◆ **AIM**
Extract each line of the data and write it out again exactly.

::: STORED ROWS

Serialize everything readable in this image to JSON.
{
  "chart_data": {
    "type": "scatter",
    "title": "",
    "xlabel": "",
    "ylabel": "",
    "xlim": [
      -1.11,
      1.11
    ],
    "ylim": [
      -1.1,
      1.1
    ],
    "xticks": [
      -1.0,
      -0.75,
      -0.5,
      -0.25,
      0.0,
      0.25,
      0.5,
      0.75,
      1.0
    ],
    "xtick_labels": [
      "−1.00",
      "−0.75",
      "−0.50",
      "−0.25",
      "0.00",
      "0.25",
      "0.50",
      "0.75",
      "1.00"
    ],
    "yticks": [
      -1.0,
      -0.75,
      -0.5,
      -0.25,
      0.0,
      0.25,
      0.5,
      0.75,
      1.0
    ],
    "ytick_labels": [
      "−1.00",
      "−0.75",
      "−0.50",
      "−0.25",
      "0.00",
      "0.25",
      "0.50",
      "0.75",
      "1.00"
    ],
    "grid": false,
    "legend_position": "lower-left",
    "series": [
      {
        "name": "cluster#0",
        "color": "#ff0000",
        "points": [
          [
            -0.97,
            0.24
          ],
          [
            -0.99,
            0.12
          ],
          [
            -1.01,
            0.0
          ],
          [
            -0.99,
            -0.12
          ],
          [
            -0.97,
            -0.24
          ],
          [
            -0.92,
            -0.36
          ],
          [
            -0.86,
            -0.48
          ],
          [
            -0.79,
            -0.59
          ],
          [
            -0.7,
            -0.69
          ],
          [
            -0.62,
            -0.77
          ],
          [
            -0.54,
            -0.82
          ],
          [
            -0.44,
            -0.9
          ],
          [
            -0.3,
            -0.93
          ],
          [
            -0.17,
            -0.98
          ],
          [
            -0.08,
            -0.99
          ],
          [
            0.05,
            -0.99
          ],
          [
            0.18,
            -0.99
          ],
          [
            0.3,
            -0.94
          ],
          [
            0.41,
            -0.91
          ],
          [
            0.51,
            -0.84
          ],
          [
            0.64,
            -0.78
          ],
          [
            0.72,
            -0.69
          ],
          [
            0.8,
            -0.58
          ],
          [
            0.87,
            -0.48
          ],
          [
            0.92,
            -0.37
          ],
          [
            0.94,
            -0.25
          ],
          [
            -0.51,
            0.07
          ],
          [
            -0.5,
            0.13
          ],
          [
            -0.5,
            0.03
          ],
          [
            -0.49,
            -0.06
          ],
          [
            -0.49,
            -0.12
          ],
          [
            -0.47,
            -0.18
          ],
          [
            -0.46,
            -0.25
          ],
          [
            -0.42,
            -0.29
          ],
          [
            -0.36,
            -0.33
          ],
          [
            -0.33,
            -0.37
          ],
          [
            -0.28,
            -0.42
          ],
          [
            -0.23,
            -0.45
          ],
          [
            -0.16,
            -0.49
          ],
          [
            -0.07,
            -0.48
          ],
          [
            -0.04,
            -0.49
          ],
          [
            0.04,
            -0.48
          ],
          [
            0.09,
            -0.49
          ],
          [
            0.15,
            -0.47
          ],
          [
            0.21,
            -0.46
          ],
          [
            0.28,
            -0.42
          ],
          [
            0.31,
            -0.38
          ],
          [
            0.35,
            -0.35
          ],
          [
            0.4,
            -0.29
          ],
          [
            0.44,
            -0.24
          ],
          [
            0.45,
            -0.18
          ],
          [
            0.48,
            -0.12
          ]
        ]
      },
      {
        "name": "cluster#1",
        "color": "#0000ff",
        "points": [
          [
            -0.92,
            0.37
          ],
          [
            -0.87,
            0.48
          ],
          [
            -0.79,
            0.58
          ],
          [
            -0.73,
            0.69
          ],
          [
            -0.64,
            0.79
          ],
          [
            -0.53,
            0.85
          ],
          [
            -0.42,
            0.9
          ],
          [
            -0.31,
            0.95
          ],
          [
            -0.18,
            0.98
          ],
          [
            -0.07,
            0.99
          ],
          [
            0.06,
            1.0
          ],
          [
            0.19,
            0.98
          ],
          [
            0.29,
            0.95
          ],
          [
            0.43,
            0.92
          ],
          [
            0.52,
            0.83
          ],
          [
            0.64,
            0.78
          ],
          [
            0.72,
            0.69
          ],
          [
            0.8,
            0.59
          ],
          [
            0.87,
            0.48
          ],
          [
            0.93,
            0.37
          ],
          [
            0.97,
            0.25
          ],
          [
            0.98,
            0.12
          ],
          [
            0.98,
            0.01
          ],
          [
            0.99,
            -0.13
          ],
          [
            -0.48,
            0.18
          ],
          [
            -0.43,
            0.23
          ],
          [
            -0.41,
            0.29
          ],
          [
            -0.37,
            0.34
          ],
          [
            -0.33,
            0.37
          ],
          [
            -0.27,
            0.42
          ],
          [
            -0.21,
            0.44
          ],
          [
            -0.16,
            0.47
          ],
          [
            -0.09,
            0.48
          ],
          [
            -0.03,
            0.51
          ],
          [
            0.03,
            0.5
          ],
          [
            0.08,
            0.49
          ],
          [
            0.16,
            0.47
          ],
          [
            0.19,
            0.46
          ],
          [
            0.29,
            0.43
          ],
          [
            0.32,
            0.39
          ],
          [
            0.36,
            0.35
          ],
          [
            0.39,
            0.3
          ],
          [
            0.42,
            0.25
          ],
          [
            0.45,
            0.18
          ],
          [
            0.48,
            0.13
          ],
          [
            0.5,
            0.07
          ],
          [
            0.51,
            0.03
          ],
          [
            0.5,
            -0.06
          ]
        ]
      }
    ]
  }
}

::::::

◆ **OUTPUT**
Serialize everything readable in this image to JSON.
{
  "chart_data": {
    "type": "scatter",
    "title": "",
    "xlabel": "",
    "ylabel": "",
    "xlim": [
      -1.11,
      1.11
    ],
    "ylim": [
      -1.1,
      1.1
    ],
    "xticks": [
      -1.0,
      -0.75,
      -0.5,
      -0.25,
      0.0,
      0.25,
      0.5,
      0.75,
      1.0
    ],
    "xtick_labels": [
      "−1.00",
      "−0.75",
      "−0.50",
      "−0.25",
      "0.00",
      "0.25",
      "0.50",
      "0.75",
      "1.00"
    ],
    "yticks": [
      -1.0,
      -0.75,
      -0.5,
      -0.25,
      0.0,
      0.25,
      0.5,
      0.75,
      1.0
    ],
    "ytick_labels": [
      "−1.00",
      "−0.75",
      "−0.50",
      "−0.25",
      "0.00",
      "0.25",
      "0.50",
      "0.75",
      "1.00"
    ],
    "grid": false,
    "legend_position": "lower-left",
    "series": [
      {
        "name": "cluster#0",
        "color": "#ff0000",
        "points": [
          [
            -0.97,
            0.24
          ],
          [
            -0.99,
            0.12
          ],
          [
            -1.01,
            0.0
          ],
          [
            -0.99,
            -0.12
          ],
          [
            -0.97,
            -0.24
          ],
          [
            -0.92,
            -0.36
          ],
          [
            -0.86,
            -0.48
          ],
          [
            -0.79,
            -0.59
          ],
          [
            -0.7,
            -0.69
          ],
          [
            -0.62,
            -0.77
          ],
          [
            -0.54,
            -0.82
          ],
          [
            -0.44,
            -0.9
          ],
          [
            -0.3,
            -0.93
          ],
          [
            -0.17,
            -0.98
          ],
          [
            -0.08,
            -0.99
          ],
          [
            0.05,
            -0.99
          ],
          [
            0.18,
            -0.99
          ],
          [
            0.3,
            -0.94
          ],
          [
            0.41,
            -0.91
          ],
          [
            0.51,
            -0.84
          ],
          [
            0.64,
            -0.78
          ],
          [
            0.72,
            -0.69
          ],
          [
            0.8,
            -0.58
          ],
          [
            0.87,
            -0.48
          ],
          [
            0.92,
            -0.37
          ],
          [
            0.94,
            -0.25
          ],
          [
            -0.51,
            0.07
          ],
          [
            -0.5,
            0.13
          ],
          [
            -0.5,
            0.03
          ],
          [
            -0.49,
            -0.06
          ],
          [
            -0.49,
            -0.12
          ],
          [
            -0.47,
            -0.18
          ],
          [
            -0.46,
            -0.25
          ],
          [
            -0.42,
            -0.29
          ],
          [
            -0.36,
            -0.33
          ],
          [
            -0.33,
            -0.37
          ],
          [
            -0.28,
            -0.42
          ],
          [
            -0.23,
            -0.45
          ],
          [
            -0.16,
            -0.49
          ],
          [
            -0.07,
            -0.48
          ],
          [
            -0.04,
            -0.49
          ],
          [
            0.04,
            -0.48
          ],
          [
            0.09,
            -0.49
          ],
          [
            0.15,
            -0.47
          ],
          [
            0.21,
            -0.46
          ],
          [
            0.28,
            -0.42
          ],
          [
            0.31,
            -0.38
          ],
          [
            0.35,
            -0.35
          ],
          [
            0.4,
            -0.29
          ],
          [
            0.44,
            -0.24
          ],
          [
            0.45,
            -0.18
          ],
          [
            0.48,
            -0.12
          ]
        ]
      },
      {
        "name": "cluster#1",
        "color": "#0000ff",
        "points": [
          [
            -0.92,
            0.37
          ],
          [
            -0.87,
            0.48
          ],
          [
            -0.79,
            0.58
          ],
          [
            -0.73,
            0.69
          ],
          [
            -0.64,
            0.79
          ],
          [
            -0.53,
            0.85
          ],
          [
            -0.42,
            0.9
          ],
          [
            -0.31,
            0.95
          ],
          [
            -0.18,
            0.98
          ],
          [
            -0.07,
            0.99
          ],
          [
            0.06,
            1.0
          ],
          [
            0.19,
            0.98
          ],
          [
            0.29,
            0.95
          ],
          [
            0.43,
            0.92
          ],
          [
            0.52,
            0.83
          ],
          [
            0.64,
            0.78
          ],
          [
            0.72,
            0.69
          ],
          [
            0.8,
            0.59
          ],
          [
            0.87,
            0.48
          ],
          [
            0.93,
            0.37
          ],
          [
            0.97,
            0.25
          ],
          [
            0.98,
            0.12
          ],
          [
            0.98,
            0.01
          ],
          [
            0.99,
            -0.13
          ],
          [
            -0.48,
            0.18
          ],
          [
            -0.43,
            0.23
          ],
          [
            -0.41,
            0.29
          ],
          [
            -0.37,
            0.34
          ],
          [
            -0.33,
            0.37
          ],
          [
            -0.27,
            0.42
          ],
          [
            -0.21,
            0.44
          ],
          [
            -0.16,
            0.47
          ],
          [
            -0.09,
            0.48
          ],
          [
            -0.03,
            0.51
          ],
          [
            0.03,
            0.5
          ],
          [
            0.08,
            0.49
          ],
          [
            0.16,
            0.47
          ],
          [
            0.19,
            0.46
          ],
          [
            0.29,
            0.43
          ],
          [
            0.32,
            0.39
          ],
          [
            0.36,
            0.35
          ],
          [
            0.39,
            0.3
          ],
          [
            0.42,
            0.25
          ],
          [
            0.45,
            0.18
          ],
          [
            0.48,
            0.13
          ],
          [
            0.5,
            0.07
          ],
          [
            0.51,
            0.03
          ],
          [
            0.5,
            -0.06
          ]
        ]
      }
    ]
  }
}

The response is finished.